→ Task statement: Copy every row below word for word, without changing anything.

[Element position data]
-------------------------
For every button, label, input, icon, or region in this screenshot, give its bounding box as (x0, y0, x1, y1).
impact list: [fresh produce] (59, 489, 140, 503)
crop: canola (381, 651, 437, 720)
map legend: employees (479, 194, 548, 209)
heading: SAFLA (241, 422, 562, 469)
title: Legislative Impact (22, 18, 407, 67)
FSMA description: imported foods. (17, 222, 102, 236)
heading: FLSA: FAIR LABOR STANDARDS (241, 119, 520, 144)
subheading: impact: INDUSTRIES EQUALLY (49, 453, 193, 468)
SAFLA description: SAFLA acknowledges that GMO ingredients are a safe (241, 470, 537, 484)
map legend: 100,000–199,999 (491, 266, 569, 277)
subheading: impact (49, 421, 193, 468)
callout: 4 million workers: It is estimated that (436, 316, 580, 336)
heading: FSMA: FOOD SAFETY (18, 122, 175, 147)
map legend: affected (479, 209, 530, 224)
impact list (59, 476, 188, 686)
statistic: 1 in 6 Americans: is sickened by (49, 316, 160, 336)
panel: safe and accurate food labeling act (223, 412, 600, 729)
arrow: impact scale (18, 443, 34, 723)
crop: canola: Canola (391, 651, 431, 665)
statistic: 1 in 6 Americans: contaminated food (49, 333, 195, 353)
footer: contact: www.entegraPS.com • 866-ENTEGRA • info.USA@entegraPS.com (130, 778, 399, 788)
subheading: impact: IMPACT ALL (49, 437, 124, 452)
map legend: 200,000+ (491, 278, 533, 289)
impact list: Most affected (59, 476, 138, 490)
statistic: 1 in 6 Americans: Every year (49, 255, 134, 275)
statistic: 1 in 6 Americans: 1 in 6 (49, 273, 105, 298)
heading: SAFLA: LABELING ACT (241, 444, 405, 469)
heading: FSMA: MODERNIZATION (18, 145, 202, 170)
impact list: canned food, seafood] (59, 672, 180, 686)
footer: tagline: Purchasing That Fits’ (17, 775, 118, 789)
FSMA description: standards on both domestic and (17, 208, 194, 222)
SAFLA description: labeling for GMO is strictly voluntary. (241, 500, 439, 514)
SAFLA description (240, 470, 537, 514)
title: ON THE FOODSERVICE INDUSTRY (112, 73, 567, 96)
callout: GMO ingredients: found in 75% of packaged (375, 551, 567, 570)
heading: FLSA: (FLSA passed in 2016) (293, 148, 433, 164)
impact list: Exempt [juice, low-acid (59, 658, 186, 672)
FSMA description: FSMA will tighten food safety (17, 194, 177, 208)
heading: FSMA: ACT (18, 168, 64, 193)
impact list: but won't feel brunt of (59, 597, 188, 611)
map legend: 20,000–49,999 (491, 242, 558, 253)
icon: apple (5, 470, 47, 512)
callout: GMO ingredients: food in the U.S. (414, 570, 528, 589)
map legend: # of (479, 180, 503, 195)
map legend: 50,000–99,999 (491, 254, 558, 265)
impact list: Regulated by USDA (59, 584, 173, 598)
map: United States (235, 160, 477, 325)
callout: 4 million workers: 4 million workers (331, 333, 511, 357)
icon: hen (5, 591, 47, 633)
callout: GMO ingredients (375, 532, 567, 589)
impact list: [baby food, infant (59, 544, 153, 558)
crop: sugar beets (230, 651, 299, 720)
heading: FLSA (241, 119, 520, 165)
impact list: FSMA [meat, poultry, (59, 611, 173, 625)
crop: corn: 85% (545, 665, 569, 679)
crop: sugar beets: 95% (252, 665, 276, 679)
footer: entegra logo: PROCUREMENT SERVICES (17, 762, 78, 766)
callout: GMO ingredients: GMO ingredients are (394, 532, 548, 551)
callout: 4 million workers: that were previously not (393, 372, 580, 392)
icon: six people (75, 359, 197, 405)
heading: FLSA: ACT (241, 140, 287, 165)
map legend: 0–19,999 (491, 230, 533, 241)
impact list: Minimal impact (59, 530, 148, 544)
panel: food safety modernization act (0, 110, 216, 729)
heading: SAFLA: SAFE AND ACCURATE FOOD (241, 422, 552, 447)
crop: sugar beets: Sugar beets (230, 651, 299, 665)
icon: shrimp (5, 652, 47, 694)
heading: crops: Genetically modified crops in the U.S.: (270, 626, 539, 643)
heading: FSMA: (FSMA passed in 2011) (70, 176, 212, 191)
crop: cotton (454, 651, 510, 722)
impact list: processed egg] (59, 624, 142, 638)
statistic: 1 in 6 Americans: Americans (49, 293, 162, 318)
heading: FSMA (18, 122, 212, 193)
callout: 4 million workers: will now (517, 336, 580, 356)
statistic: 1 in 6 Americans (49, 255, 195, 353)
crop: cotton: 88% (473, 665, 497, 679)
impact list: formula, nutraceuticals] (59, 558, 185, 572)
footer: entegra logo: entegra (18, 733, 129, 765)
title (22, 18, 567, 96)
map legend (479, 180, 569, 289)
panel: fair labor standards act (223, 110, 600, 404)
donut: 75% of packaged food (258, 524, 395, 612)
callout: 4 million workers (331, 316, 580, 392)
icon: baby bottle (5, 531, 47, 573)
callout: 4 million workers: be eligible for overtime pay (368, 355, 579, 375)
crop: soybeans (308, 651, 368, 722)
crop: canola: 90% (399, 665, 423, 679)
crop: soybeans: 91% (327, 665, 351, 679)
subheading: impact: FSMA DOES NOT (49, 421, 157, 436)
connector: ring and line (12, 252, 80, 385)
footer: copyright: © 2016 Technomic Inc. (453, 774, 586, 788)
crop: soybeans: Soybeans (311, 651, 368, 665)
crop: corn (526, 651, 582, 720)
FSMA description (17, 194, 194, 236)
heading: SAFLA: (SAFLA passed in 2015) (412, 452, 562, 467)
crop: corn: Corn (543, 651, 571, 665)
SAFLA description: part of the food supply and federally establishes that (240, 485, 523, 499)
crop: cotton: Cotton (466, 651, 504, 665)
-------------------------
→ Written answer:
For every button, label, input, icon, or region in this screenshot, give its bounding box as (x0, y0, x1, y1).
impact list: [fresh produce] (59, 489, 140, 503)
crop: canola (381, 651, 437, 720)
map legend: employees (479, 194, 548, 209)
heading: SAFLA (241, 422, 562, 469)
title: Legislative Impact (22, 18, 407, 67)
FSMA description: imported foods. (17, 222, 102, 236)
heading: FLSA: FAIR LABOR STANDARDS (241, 119, 520, 144)
subheading: impact: INDUSTRIES EQUALLY (49, 453, 193, 468)
SAFLA description: SAFLA acknowledges that GMO ingredients are a safe (241, 470, 537, 484)
map legend: 100,000–199,999 (491, 266, 569, 277)
subheading: impact (49, 421, 193, 468)
callout: 4 million workers: It is estimated that (436, 316, 580, 336)
heading: FSMA: FOOD SAFETY (18, 122, 175, 147)
map legend: affected (479, 209, 530, 224)
impact list (59, 476, 188, 686)
statistic: 1 in 6 Americans: is sickened by (49, 316, 160, 336)
panel: safe and accurate food labeling act (223, 412, 600, 729)
arrow: impact scale (18, 443, 34, 723)
crop: canola: Canola (391, 651, 431, 665)
statistic: 1 in 6 Americans: contaminated food (49, 333, 195, 353)
footer: contact: www.entegraPS.com • 866-ENTEGRA • info.USA@entegraPS.com (130, 778, 399, 788)
subheading: impact: IMPACT ALL (49, 437, 124, 452)
map legend: 200,000+ (491, 278, 533, 289)
impact list: Most affected (59, 476, 138, 490)
statistic: 1 in 6 Americans: Every year (49, 255, 134, 275)
statistic: 1 in 6 Americans: 1 in 6 (49, 273, 105, 298)
heading: SAFLA: LABELING ACT (241, 444, 405, 469)
heading: FSMA: MODERNIZATION (18, 145, 202, 170)
impact list: canned food, seafood] (59, 672, 180, 686)
footer: tagline: Purchasing That Fits’ (17, 775, 118, 789)
FSMA description: standards on both domestic and (17, 208, 194, 222)
SAFLA description: labeling for GMO is strictly voluntary. (241, 500, 439, 514)
SAFLA description (240, 470, 537, 514)
title: ON THE FOODSERVICE INDUSTRY (112, 73, 567, 96)
callout: GMO ingredients: found in 75% of packaged (375, 551, 567, 570)
heading: FLSA: (FLSA passed in 2016) (293, 148, 433, 164)
impact list: Exempt [juice, low-acid (59, 658, 186, 672)
FSMA description: FSMA will tighten food safety (17, 194, 177, 208)
heading: FSMA: ACT (18, 168, 64, 193)
impact list: but won't feel brunt of (59, 597, 188, 611)
map legend: 20,000–49,999 (491, 242, 558, 253)
icon: apple (5, 470, 47, 512)
callout: GMO ingredients: food in the U.S. (414, 570, 528, 589)
map legend: # of (479, 180, 503, 195)
map legend: 50,000–99,999 (491, 254, 558, 265)
impact list: Regulated by USDA (59, 584, 173, 598)
map: United States (235, 160, 477, 325)
callout: 4 million workers: 4 million workers (331, 333, 511, 357)
icon: hen (5, 591, 47, 633)
callout: GMO ingredients (375, 532, 567, 589)
impact list: [baby food, infant (59, 544, 153, 558)
crop: sugar beets (230, 651, 299, 720)
heading: FLSA (241, 119, 520, 165)
impact list: FSMA [meat, poultry, (59, 611, 173, 625)
crop: corn: 85% (545, 665, 569, 679)
crop: sugar beets: 95% (252, 665, 276, 679)
footer: entegra logo: PROCUREMENT SERVICES (17, 762, 78, 766)
callout: GMO ingredients: GMO ingredients are (394, 532, 548, 551)
callout: 4 million workers: that were previously not (393, 372, 580, 392)
icon: six people (75, 359, 197, 405)
heading: FLSA: ACT (241, 140, 287, 165)
map legend: 0–19,999 (491, 230, 533, 241)
impact list: Minimal impact (59, 530, 148, 544)
panel: food safety modernization act (0, 110, 216, 729)
heading: SAFLA: SAFE AND ACCURATE FOOD (241, 422, 552, 447)
crop: sugar beets: Sugar beets (230, 651, 299, 665)
icon: shrimp (5, 652, 47, 694)
heading: crops: Genetically modified crops in the U.S.: (270, 626, 539, 643)
heading: FSMA: (FSMA passed in 2011) (70, 176, 212, 191)
crop: cotton (454, 651, 510, 722)
impact list: processed egg] (59, 624, 142, 638)
statistic: 1 in 6 Americans: Americans (49, 293, 162, 318)
heading: FSMA (18, 122, 212, 193)
callout: 4 million workers: will now (517, 336, 580, 356)
statistic: 1 in 6 Americans (49, 255, 195, 353)
crop: cotton: 88% (473, 665, 497, 679)
impact list: formula, nutraceuticals] (59, 558, 185, 572)
footer: entegra logo: entegra (18, 733, 129, 765)
title (22, 18, 567, 96)
map legend (479, 180, 569, 289)
panel: fair labor standards act (223, 110, 600, 404)
donut: 75% of packaged food (258, 524, 395, 612)
callout: 4 million workers (331, 316, 580, 392)
icon: baby bottle (5, 531, 47, 573)
callout: 4 million workers: be eligible for overtime pay (368, 355, 579, 375)
crop: soybeans (308, 651, 368, 722)
crop: canola: 90% (399, 665, 423, 679)
crop: soybeans: 91% (327, 665, 351, 679)
subheading: impact: FSMA DOES NOT (49, 421, 157, 436)
connector: ring and line (12, 252, 80, 385)
footer: copyright: © 2016 Technomic Inc. (453, 774, 586, 788)
crop: soybeans: Soybeans (311, 651, 368, 665)
crop: corn (526, 651, 582, 720)
FSMA description (17, 194, 194, 236)
heading: SAFLA: (SAFLA passed in 2015) (412, 452, 562, 467)
crop: corn: Corn (543, 651, 571, 665)
SAFLA description: part of the food supply and federally establishes that (240, 485, 523, 499)
crop: cotton: Cotton (466, 651, 504, 665)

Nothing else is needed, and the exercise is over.